◆ **What is asked**
Locate every line below that contains the word "central" and copy it.
[BEGIN]
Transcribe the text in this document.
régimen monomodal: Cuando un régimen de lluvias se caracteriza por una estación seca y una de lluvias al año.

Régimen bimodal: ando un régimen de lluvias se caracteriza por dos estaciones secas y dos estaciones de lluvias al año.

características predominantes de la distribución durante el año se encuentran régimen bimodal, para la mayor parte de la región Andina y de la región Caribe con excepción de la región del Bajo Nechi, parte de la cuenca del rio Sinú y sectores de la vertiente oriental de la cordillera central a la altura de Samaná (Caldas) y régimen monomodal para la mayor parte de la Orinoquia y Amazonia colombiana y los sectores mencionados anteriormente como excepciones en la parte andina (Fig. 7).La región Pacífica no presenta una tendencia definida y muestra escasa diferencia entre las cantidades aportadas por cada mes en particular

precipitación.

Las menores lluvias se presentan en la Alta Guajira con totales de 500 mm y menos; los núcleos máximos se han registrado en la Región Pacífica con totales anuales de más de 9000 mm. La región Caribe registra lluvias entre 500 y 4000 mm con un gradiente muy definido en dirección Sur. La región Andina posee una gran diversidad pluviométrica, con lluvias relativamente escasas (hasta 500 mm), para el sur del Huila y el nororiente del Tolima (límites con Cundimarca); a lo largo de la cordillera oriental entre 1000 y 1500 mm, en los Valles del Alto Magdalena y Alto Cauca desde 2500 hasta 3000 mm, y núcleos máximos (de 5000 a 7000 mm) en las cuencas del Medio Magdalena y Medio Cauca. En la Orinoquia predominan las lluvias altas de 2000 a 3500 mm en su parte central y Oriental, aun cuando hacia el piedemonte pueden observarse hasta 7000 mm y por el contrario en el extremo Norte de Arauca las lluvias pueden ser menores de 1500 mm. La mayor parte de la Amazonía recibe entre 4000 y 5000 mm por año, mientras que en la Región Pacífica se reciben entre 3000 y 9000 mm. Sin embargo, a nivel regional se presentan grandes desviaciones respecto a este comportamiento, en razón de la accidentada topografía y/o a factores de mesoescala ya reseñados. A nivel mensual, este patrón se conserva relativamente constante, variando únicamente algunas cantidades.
[END]
◆ **Result for this exercise**
características predominantes de la distribución durante el año se encuentran régimen bimodal, para la mayor parte de la región Andina y de la región Caribe con excepción de la región del Bajo Nechi, parte de la cuenca del rio Sinú y sectores de la vertiente oriental de la cordillera central a la altura de Samaná (Caldas) y régimen monomodal para la mayor parte de la Orinoquia y Amazonia colombiana y los sectores mencionados anteriormente como excepciones en la parte andina (Fig. 7).La región Pacífica no presenta una tendencia definida y muestra escasa diferencia entre las cantidades aportadas por cada mes en particular
Las menores lluvias se presentan en la Alta Guajira con totales de 500 mm y menos; los núcleos máximos se han registrado en la Región Pacífica con totales anuales de más de 9000 mm. La región Caribe registra lluvias entre 500 y 4000 mm con un gradiente muy definido en dirección Sur. La región Andina posee una gran diversidad pluviométrica, con lluvias relativamente escasas (hasta 500 mm), para el sur del Huila y el nororiente del Tolima (límites con Cundimarca); a lo largo de la cordillera oriental entre 1000 y 1500 mm, en los Valles del Alto Magdalena y Alto Cauca desde 2500 hasta 3000 mm, y núcleos máximos (de 5000 a 7000 mm) en las cuencas del Medio Magdalena y Medio Cauca. En la Orinoquia predominan las lluvias altas de 2000 a 3500 mm en su parte central y Oriental, aun cuando hacia el piedemonte pueden observarse hasta 7000 mm y por el contrario en el extremo Norte de Arauca las lluvias pueden ser menores de 1500 mm. La mayor parte de la Amazonía recibe entre 4000 y 5000 mm por año, mientras que en la Región Pacífica se reciben entre 3000 y 9000 mm. Sin embargo, a nivel regional se presentan grandes desviaciones respecto a este comportamiento, en razón de la accidentada topografía y/o a factores de mesoescala ya reseñados. A nivel mensual, este patrón se conserva relativamente constante, variando únicamente algunas cantidades.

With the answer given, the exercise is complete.